>> BEGIN PASSAGE
Roberto Eduardo Viola (13 October 1924 – 30 September 1994) was an Argentine military officer who briefly served as president of Argentina from 29 March to 11 December 1981 as a military dictator.

Early life
He was born as Roberto Eduardo Viola on 13 October 1924. His parents were Italian immigrants Angelo Viola and Rosa Maria Prevedini, both from Casatisma, a town in the Province of Pavia.

President of Argentina
After Videla's departure, Viola formally assumed the post of President of Argentina.

Economic policy
Viola appointed Lorenzo Sigaut as finance minister, and it became clear that Sigaut were looking for ways to reverse some of the economic policies of Videla's minister José Alfredo Martínez de Hoz. Notably, Sigaut abandoned the sliding exchange rate mechanism and devalued the peso, after boasting that "they who gamble on the dollar, will lose". Argentines braced for a recession after the excesses of the sweet money years, which destabilized Viola's position.

Viola was also the victim of infighting within the armed forces. After being replaced as Navy chief, Eduardo Massera started looking for a political space to call his own, even enlisting the enforced and unpaid services of political prisoners held in concentration camps by the regime. The mainstream of the Junta's support was strongly opposed to Massera's designs and to any attempt to bring about more "populist" economic policies.

Foreign policy

Argentina-United States relations improved dramatically with the Ronald Reagan administration, which asserted that the previous Carter Administration had weakened US diplomatic relationships with Cold War allies in Argentina and reversed the previous administration's official condemnation of the junta's human rights practices.
>> END PASSAGE
*LIST OF TASKS*.
(1) Copy the part of the Roberto Eduardo Viola passage that begins at the words "Roberto Eduardo Viola (13" and ends after the words "President of Argentina.".
(2) Continue the Roberto Eduardo Viola passage from the point where it stops.
>> BEGIN SOURCE DATA
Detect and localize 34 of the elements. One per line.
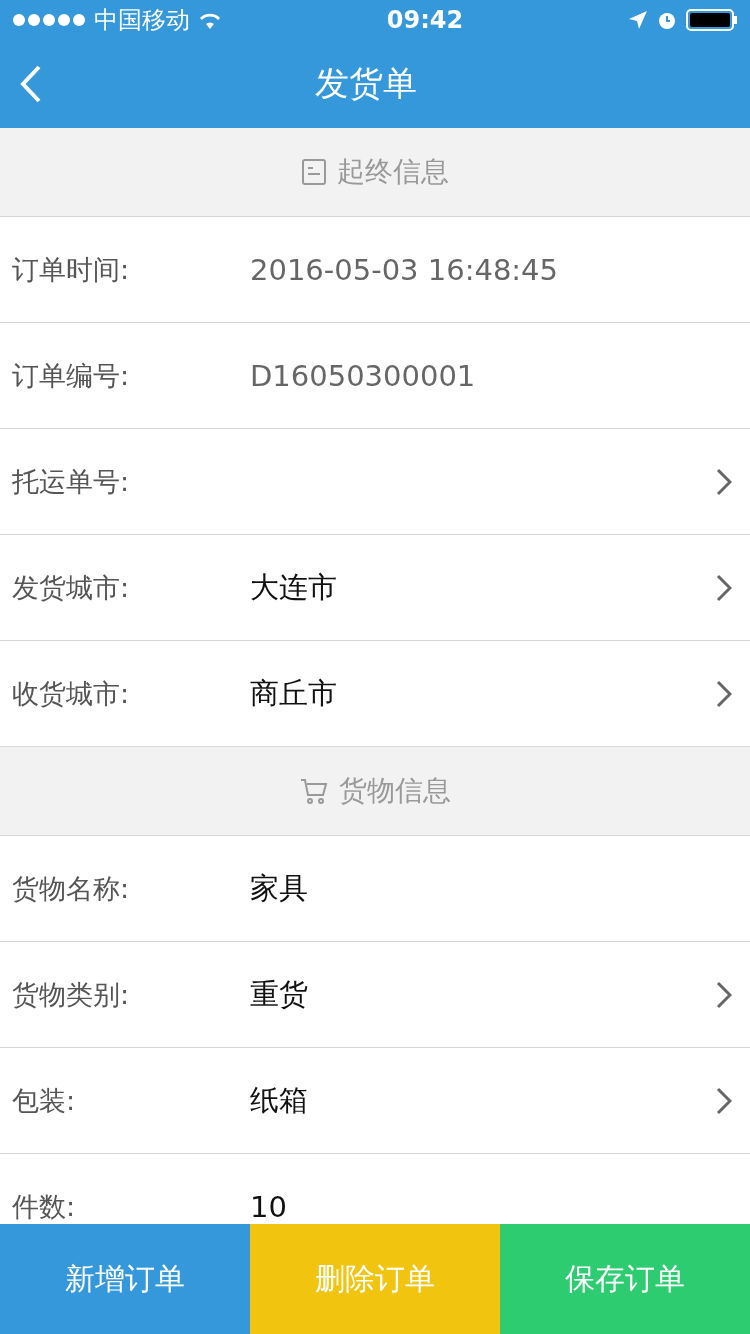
>> END SOURCE DATA
*ANSWERS TO THE EXERCISES*.
(1)
Roberto Eduardo Viola (13 October 1924 – 30 September 1994) was an Argentine military officer who briefly served as president of Argentina from 29 March to 11 December 1981 as a military dictator.

Early life
He was born as Roberto Eduardo Viola on 13 October 1924. His parents were Italian immigrants Angelo Viola and Rosa Maria Prevedini, both from Casatisma, a town in the Province of Pavia.

President of Argentina
After Videla's departure, Viola formally assumed the post of President of Argentina.

(2)
The re-establishment of diplomatic ties allowed for CIA collaboration with the Argentine intelligence service in arming and training the Nicaraguan Contras against the Sandinista government. The 601 Intelligence Battalion, for example, trained Contras at Lepaterique base, in Honduras. Argentina also provided security advisors, intelligence training and some material support to forces in Guatemala, El Salvador and Honduras to suppress local rebel groups as part of a U.S.-sponsored program called Operation Charly.

Ousted in a coup

Viola found his maneuvering space greatly reduced, and was ousted by a military coup in December 1981, led by the Commander-in-Chief of the Army, Lieutenant General Leopoldo Galtieri, who soon became President. The official explanation given for the ousting was Viola's alleged health problems. Galtieri swiftly appointed Roberto Alemann as finance minister and presided over the build-up and pursuit of the Falklands War.

Later years

After the collapse of the military regime and the election of Raúl Alfonsín in 1983, Viola was arrested, judged for human rights violations committed by the military junta during the Dirty War, and sentenced to 17 years in prison. His health deteriorated in prison; Viola was pardoned by Carlos Menem in 1990 together with all junta members. He died on 30 September 1994, two weeks before his 70th birthday.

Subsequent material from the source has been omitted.